*** TASK INPUT ***
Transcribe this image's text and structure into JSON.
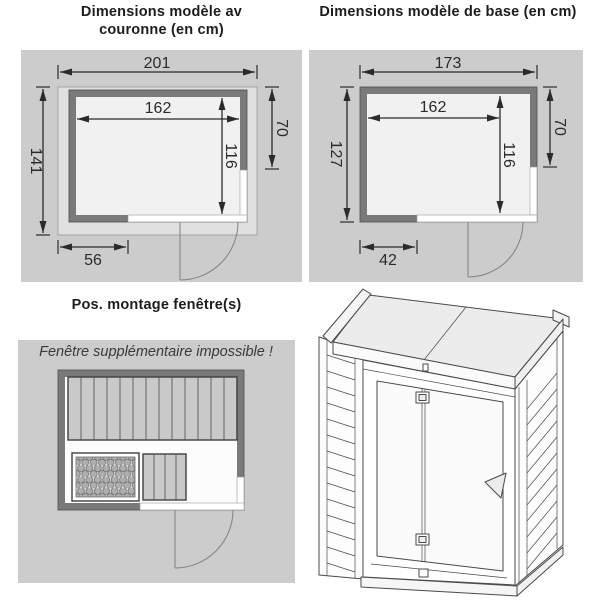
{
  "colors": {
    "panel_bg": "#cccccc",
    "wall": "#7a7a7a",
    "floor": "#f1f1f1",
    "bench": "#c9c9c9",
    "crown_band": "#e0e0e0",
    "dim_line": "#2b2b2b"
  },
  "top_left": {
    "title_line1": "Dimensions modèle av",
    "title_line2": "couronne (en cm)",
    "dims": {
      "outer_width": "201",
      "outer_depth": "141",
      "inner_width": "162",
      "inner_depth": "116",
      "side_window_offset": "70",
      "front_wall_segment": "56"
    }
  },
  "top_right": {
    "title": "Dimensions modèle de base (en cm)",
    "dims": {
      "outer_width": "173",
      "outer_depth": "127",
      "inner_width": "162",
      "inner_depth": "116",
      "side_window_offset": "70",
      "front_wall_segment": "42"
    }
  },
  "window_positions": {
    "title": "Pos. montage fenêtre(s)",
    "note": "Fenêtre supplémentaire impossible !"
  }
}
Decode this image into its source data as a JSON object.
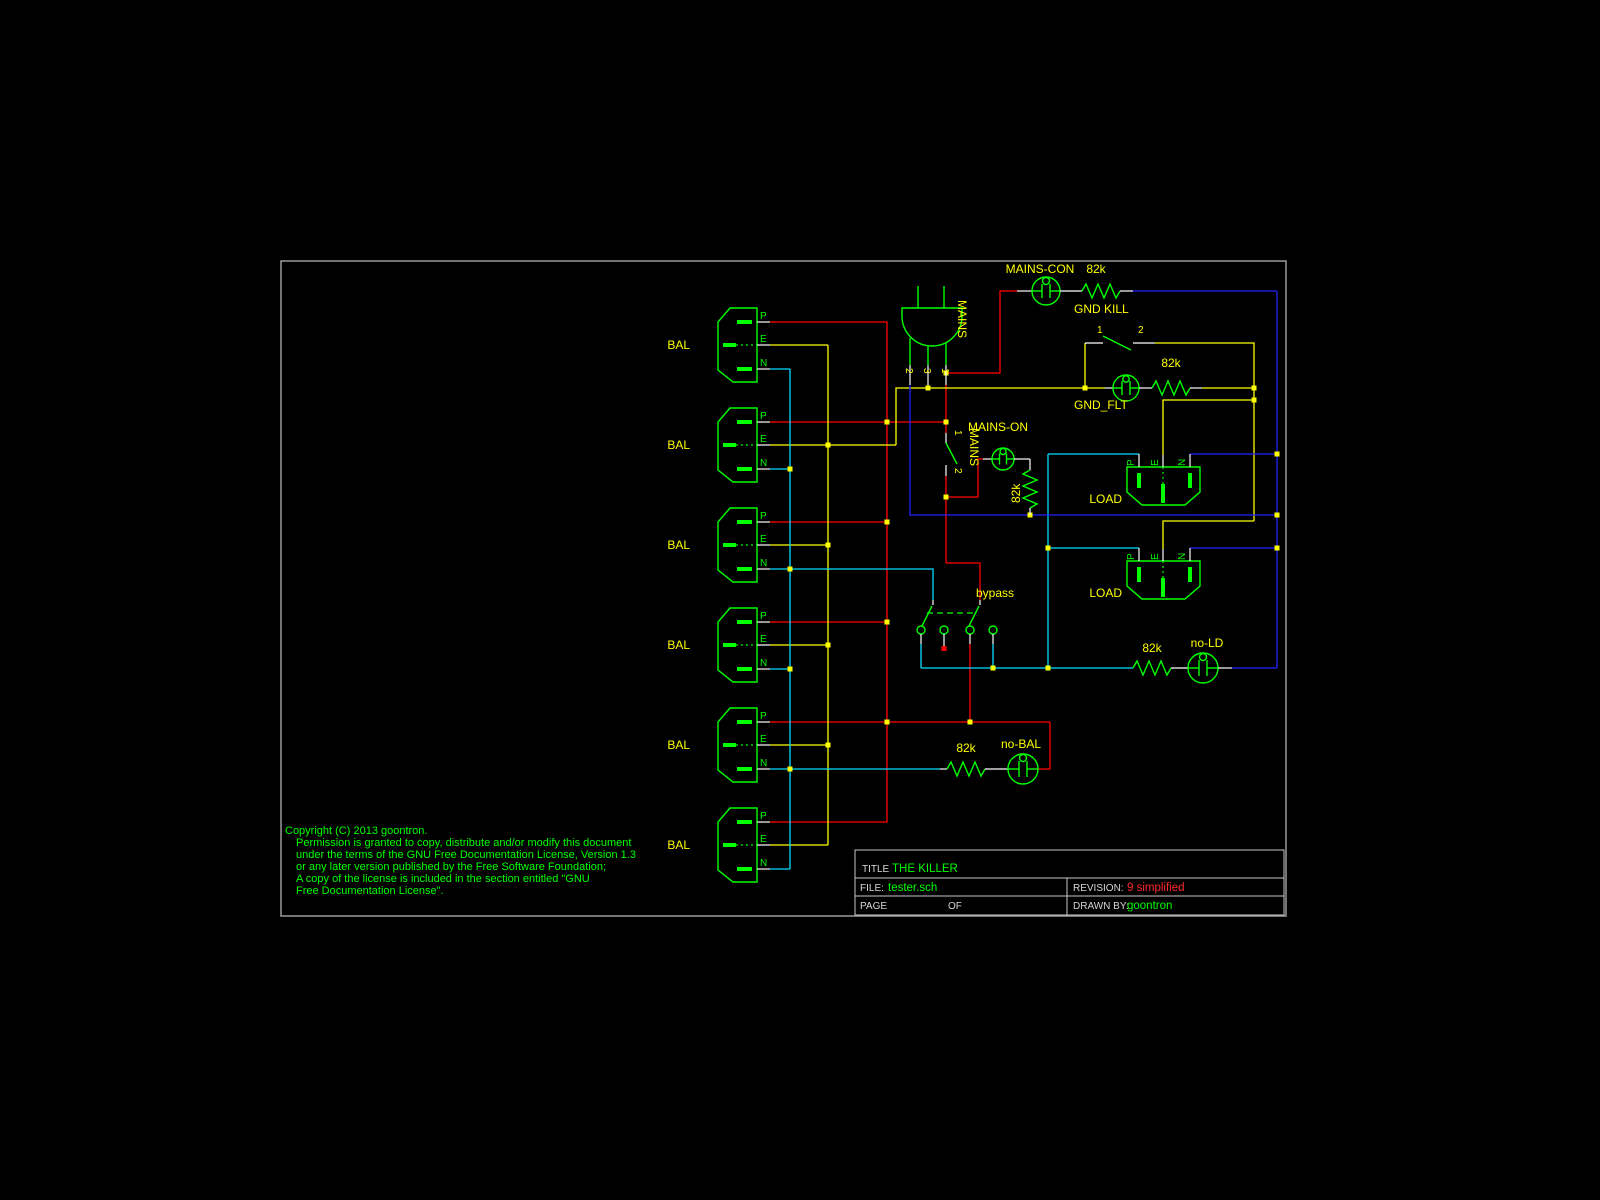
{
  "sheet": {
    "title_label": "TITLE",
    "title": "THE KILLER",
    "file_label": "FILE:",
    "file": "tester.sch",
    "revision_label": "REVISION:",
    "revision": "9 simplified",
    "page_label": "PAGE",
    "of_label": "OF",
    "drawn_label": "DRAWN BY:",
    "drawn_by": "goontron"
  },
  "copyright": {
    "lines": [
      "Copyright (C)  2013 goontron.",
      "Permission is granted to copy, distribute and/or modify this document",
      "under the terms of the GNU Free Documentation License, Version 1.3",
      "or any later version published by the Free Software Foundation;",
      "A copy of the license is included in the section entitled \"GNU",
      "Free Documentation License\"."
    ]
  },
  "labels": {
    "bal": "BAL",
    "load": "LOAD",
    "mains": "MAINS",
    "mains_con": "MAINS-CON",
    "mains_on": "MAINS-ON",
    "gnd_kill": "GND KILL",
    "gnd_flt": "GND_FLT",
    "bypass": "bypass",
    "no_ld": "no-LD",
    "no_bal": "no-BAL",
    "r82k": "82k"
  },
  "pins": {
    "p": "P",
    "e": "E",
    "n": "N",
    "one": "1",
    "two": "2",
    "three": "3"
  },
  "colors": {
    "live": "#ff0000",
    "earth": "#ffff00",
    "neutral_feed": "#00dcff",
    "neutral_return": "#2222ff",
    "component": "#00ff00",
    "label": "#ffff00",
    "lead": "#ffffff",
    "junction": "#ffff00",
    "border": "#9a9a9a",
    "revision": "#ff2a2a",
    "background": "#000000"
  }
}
***
* [GIVEN TASK]:
Using the data above, print every line exactly, omitting pictures.

* [ANSWER FOR THE TASK]:
Transcribe this image's text and structure into JSON.
{
  "colors": {
    "panel_bg": "#cccccc",
    "wall": "#7a7a7a",
    "floor": "#f1f1f1",
    "bench": "#c9c9c9",
    "crown_band": "#e0e0e0",
    "dim_line": "#2b2b2b"
  },
  "top_left": {
    "title_line1": "Dimensions modèle av",
    "title_line2": "couronne (en cm)",
    "dims": {
      "outer_width": "201",
      "outer_depth": "141",
      "inner_width": "162",
      "inner_depth": "116",
      "side_window_offset": "70",
      "front_wall_segment": "56"
    }
  },
  "top_right": {
    "title": "Dimensions modèle de base (en cm)",
    "dims": {
      "outer_width": "173",
      "outer_depth": "127",
      "inner_width": "162",
      "inner_depth": "116",
      "side_window_offset": "70",
      "front_wall_segment": "42"
    }
  },
  "window_positions": {
    "title": "Pos. montage fenêtre(s)",
    "note": "Fenêtre supplémentaire impossible !"
  }
}
Decode this image into its source data as a JSON object.
{
  "sheet": {
    "title_label": "TITLE",
    "title": "THE KILLER",
    "file_label": "FILE:",
    "file": "tester.sch",
    "revision_label": "REVISION:",
    "revision": "9 simplified",
    "page_label": "PAGE",
    "of_label": "OF",
    "drawn_label": "DRAWN BY:",
    "drawn_by": "goontron"
  },
  "copyright": {
    "lines": [
      "Copyright (C)  2013 goontron.",
      "Permission is granted to copy, distribute and/or modify this document",
      "under the terms of the GNU Free Documentation License, Version 1.3",
      "or any later version published by the Free Software Foundation;",
      "A copy of the license is included in the section entitled \"GNU",
      "Free Documentation License\"."
    ]
  },
  "labels": {
    "bal": "BAL",
    "load": "LOAD",
    "mains": "MAINS",
    "mains_con": "MAINS-CON",
    "mains_on": "MAINS-ON",
    "gnd_kill": "GND KILL",
    "gnd_flt": "GND_FLT",
    "bypass": "bypass",
    "no_ld": "no-LD",
    "no_bal": "no-BAL",
    "r82k": "82k"
  },
  "pins": {
    "p": "P",
    "e": "E",
    "n": "N",
    "one": "1",
    "two": "2",
    "three": "3"
  },
  "colors": {
    "live": "#ff0000",
    "earth": "#ffff00",
    "neutral_feed": "#00dcff",
    "neutral_return": "#2222ff",
    "component": "#00ff00",
    "label": "#ffff00",
    "lead": "#ffffff",
    "junction": "#ffff00",
    "border": "#9a9a9a",
    "revision": "#ff2a2a",
    "background": "#000000"
  }
}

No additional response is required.